(Collection entries)
+ + + + + + +
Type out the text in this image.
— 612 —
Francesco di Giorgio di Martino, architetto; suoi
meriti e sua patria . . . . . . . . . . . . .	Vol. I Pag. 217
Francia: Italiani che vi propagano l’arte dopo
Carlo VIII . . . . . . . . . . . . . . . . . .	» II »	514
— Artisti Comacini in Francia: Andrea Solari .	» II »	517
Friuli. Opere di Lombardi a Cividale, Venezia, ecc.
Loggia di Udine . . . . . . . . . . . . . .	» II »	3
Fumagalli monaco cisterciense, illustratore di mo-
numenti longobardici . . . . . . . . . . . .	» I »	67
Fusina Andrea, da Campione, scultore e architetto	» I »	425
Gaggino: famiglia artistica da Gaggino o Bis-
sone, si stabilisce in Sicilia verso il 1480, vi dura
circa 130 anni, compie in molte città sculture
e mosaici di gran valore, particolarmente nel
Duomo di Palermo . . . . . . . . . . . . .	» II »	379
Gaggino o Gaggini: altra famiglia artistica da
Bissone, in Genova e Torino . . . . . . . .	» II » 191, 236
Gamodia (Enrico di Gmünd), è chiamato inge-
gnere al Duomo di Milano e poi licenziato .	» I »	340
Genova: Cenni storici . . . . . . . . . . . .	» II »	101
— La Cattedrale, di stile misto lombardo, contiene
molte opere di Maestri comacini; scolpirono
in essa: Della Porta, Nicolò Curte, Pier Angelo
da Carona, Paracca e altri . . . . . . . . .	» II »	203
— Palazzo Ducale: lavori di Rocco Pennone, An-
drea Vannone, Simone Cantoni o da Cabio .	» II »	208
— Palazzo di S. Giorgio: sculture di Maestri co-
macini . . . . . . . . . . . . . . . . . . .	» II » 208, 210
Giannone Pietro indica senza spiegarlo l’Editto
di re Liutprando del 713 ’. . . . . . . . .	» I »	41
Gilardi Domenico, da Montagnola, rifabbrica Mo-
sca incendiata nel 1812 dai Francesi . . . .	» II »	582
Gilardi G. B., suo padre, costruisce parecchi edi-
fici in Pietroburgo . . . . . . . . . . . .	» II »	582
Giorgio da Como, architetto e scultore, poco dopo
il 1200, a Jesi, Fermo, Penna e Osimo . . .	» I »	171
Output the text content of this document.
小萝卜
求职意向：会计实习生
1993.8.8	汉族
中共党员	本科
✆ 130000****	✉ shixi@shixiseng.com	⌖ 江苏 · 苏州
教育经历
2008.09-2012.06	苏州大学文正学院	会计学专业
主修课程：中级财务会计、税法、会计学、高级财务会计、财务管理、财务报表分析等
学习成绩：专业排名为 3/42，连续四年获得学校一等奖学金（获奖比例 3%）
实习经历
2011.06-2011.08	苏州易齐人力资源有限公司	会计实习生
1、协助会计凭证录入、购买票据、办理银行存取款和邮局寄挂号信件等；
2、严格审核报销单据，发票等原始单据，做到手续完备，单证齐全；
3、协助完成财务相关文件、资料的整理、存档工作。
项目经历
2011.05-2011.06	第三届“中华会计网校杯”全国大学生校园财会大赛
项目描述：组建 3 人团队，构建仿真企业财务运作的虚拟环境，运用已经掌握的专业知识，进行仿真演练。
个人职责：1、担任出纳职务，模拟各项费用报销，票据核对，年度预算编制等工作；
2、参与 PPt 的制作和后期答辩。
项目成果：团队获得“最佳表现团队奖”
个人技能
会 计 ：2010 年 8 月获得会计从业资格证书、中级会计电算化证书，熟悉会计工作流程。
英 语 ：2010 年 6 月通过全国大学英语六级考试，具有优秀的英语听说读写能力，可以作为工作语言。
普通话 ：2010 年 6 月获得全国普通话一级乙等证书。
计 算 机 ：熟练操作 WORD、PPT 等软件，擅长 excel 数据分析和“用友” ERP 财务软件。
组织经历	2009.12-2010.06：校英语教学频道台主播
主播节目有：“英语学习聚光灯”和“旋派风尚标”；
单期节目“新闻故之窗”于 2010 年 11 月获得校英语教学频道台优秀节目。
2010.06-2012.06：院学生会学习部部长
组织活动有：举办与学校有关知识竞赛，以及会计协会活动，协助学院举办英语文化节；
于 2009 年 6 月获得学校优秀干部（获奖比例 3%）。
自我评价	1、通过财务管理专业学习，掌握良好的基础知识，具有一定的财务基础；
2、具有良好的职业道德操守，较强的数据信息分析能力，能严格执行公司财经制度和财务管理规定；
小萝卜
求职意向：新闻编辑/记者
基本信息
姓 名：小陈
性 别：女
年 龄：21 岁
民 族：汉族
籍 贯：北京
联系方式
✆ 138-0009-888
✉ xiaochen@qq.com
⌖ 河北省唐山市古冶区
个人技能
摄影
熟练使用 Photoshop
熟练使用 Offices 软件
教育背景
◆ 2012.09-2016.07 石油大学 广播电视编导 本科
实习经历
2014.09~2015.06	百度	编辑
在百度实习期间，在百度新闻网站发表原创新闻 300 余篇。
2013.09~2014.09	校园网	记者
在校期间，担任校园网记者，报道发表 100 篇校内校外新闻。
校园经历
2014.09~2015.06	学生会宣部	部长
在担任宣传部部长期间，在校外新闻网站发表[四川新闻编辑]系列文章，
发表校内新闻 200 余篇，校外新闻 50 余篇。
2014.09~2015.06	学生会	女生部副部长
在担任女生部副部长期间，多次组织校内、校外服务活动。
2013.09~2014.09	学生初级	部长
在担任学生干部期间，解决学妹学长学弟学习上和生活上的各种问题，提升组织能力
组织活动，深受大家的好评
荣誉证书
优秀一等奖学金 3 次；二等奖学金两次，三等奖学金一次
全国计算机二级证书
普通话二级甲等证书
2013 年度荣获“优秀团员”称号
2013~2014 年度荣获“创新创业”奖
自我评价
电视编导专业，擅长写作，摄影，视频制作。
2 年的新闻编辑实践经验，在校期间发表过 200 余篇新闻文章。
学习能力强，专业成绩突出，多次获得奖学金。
+ + + + + + +
Print again each line of the listing above, exactly as it appears.

▶ FINISHED ANSWER:
Type out the text in this image.
— 612 —
Francesco di Giorgio di Martino, architetto; suoi
meriti e sua patria . . . . . . . . . . . . .	Vol. I Pag. 217
Francia: Italiani che vi propagano l’arte dopo
Carlo VIII . . . . . . . . . . . . . . . . . .	» II »	514
— Artisti Comacini in Francia: Andrea Solari .	» II »	517
Friuli. Opere di Lombardi a Cividale, Venezia, ecc.
Loggia di Udine . . . . . . . . . . . . . .	» II »	3
Fumagalli monaco cisterciense, illustratore di mo-
numenti longobardici . . . . . . . . . . . .	» I »	67
Fusina Andrea, da Campione, scultore e architetto	» I »	425
Gaggino: famiglia artistica da Gaggino o Bis-
sone, si stabilisce in Sicilia verso il 1480, vi dura
circa 130 anni, compie in molte città sculture
e mosaici di gran valore, particolarmente nel
Duomo di Palermo . . . . . . . . . . . . .	» II »	379
Gaggino o Gaggini: altra famiglia artistica da
Bissone, in Genova e Torino . . . . . . . .	» II » 191, 236
Gamodia (Enrico di Gmünd), è chiamato inge-
gnere al Duomo di Milano e poi licenziato .	» I »	340
Genova: Cenni storici . . . . . . . . . . . .	» II »	101
— La Cattedrale, di stile misto lombardo, contiene
molte opere di Maestri comacini; scolpirono
in essa: Della Porta, Nicolò Curte, Pier Angelo
da Carona, Paracca e altri . . . . . . . . .	» II »	203
— Palazzo Ducale: lavori di Rocco Pennone, An-
drea Vannone, Simone Cantoni o da Cabio .	» II »	208
— Palazzo di S. Giorgio: sculture di Maestri co-
macini . . . . . . . . . . . . . . . . . . .	» II » 208, 210
Giannone Pietro indica senza spiegarlo l’Editto
di re Liutprando del 713 ’. . . . . . . . .	» I »	41
Gilardi Domenico, da Montagnola, rifabbrica Mo-
sca incendiata nel 1812 dai Francesi . . . .	» II »	582
Gilardi G. B., suo padre, costruisce parecchi edi-
fici in Pietroburgo . . . . . . . . . . . .	» II »	582
Giorgio da Como, architetto e scultore, poco dopo
il 1200, a Jesi, Fermo, Penna e Osimo . . .	» I »	171
Output the text content of this document.
小萝卜
求职意向：会计实习生
1993.8.8	汉族
中共党员	本科
✆ 130000****	✉ shixi@shixiseng.com	⌖ 江苏 · 苏州
教育经历
2008.09-2012.06	苏州大学文正学院	会计学专业
主修课程：中级财务会计、税法、会计学、高级财务会计、财务管理、财务报表分析等
学习成绩：专业排名为 3/42，连续四年获得学校一等奖学金（获奖比例 3%）
实习经历
2011.06-2011.08	苏州易齐人力资源有限公司	会计实习生
1、协助会计凭证录入、购买票据、办理银行存取款和邮局寄挂号信件等；
2、严格审核报销单据，发票等原始单据，做到手续完备，单证齐全；
3、协助完成财务相关文件、资料的整理、存档工作。
项目经历
2011.05-2011.06	第三届“中华会计网校杯”全国大学生校园财会大赛
项目描述：组建 3 人团队，构建仿真企业财务运作的虚拟环境，运用已经掌握的专业知识，进行仿真演练。
个人职责：1、担任出纳职务，模拟各项费用报销，票据核对，年度预算编制等工作；
2、参与 PPt 的制作和后期答辩。
项目成果：团队获得“最佳表现团队奖”
个人技能
会 计 ：2010 年 8 月获得会计从业资格证书、中级会计电算化证书，熟悉会计工作流程。
英 语 ：2010 年 6 月通过全国大学英语六级考试，具有优秀的英语听说读写能力，可以作为工作语言。
普通话 ：2010 年 6 月获得全国普通话一级乙等证书。
计 算 机 ：熟练操作 WORD、PPT 等软件，擅长 excel 数据分析和“用友” ERP 财务软件。
组织经历	2009.12-2010.06：校英语教学频道台主播
主播节目有：“英语学习聚光灯”和“旋派风尚标”；
单期节目“新闻故之窗”于 2010 年 11 月获得校英语教学频道台优秀节目。
2010.06-2012.06：院学生会学习部部长
组织活动有：举办与学校有关知识竞赛，以及会计协会活动，协助学院举办英语文化节；
于 2009 年 6 月获得学校优秀干部（获奖比例 3%）。
自我评价	1、通过财务管理专业学习，掌握良好的基础知识，具有一定的财务基础；
2、具有良好的职业道德操守，较强的数据信息分析能力，能严格执行公司财经制度和财务管理规定；
小萝卜
求职意向：新闻编辑/记者
基本信息
姓 名：小陈
性 别：女
年 龄：21 岁
民 族：汉族
籍 贯：北京
联系方式
✆ 138-0009-888
✉ xiaochen@qq.com
⌖ 河北省唐山市古冶区
个人技能
摄影
熟练使用 Photoshop
熟练使用 Offices 软件
教育背景
◆ 2012.09-2016.07 石油大学 广播电视编导 本科
实习经历
2014.09~2015.06	百度	编辑
在百度实习期间，在百度新闻网站发表原创新闻 300 余篇。
2013.09~2014.09	校园网	记者
在校期间，担任校园网记者，报道发表 100 篇校内校外新闻。
校园经历
2014.09~2015.06	学生会宣部	部长
在担任宣传部部长期间，在校外新闻网站发表[四川新闻编辑]系列文章，
发表校内新闻 200 余篇，校外新闻 50 余篇。
2014.09~2015.06	学生会	女生部副部长
在担任女生部副部长期间，多次组织校内、校外服务活动。
2013.09~2014.09	学生初级	部长
在担任学生干部期间，解决学妹学长学弟学习上和生活上的各种问题，提升组织能力
组织活动，深受大家的好评
荣誉证书
优秀一等奖学金 3 次；二等奖学金两次，三等奖学金一次
全国计算机二级证书
普通话二级甲等证书
2013 年度荣获“优秀团员”称号
2013~2014 年度荣获“创新创业”奖
自我评价
电视编导专业，擅长写作，摄影，视频制作。
2 年的新闻编辑实践经验，在校期间发表过 200 余篇新闻文章。
学习能力强，专业成绩突出，多次获得奖学金。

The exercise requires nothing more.